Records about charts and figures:
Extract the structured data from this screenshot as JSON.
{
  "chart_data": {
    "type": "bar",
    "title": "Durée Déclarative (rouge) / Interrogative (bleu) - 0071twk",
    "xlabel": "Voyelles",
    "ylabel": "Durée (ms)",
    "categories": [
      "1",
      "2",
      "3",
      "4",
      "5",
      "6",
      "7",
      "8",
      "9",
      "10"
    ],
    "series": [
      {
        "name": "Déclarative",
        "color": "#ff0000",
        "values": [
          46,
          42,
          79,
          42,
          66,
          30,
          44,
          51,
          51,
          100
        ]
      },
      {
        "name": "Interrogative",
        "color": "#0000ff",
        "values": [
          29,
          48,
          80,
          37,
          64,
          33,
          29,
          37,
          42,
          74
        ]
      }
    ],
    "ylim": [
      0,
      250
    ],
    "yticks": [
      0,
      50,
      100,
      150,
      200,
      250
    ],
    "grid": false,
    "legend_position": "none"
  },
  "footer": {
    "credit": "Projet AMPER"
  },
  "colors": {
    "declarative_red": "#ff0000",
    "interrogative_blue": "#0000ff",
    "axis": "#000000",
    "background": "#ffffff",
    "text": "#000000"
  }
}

■ DIRECTIONS ■
Work through the data and report how many of its lines hold the word "Durée", giving only the figure.

■ OUTPUT OF THE EXERCISE ■
2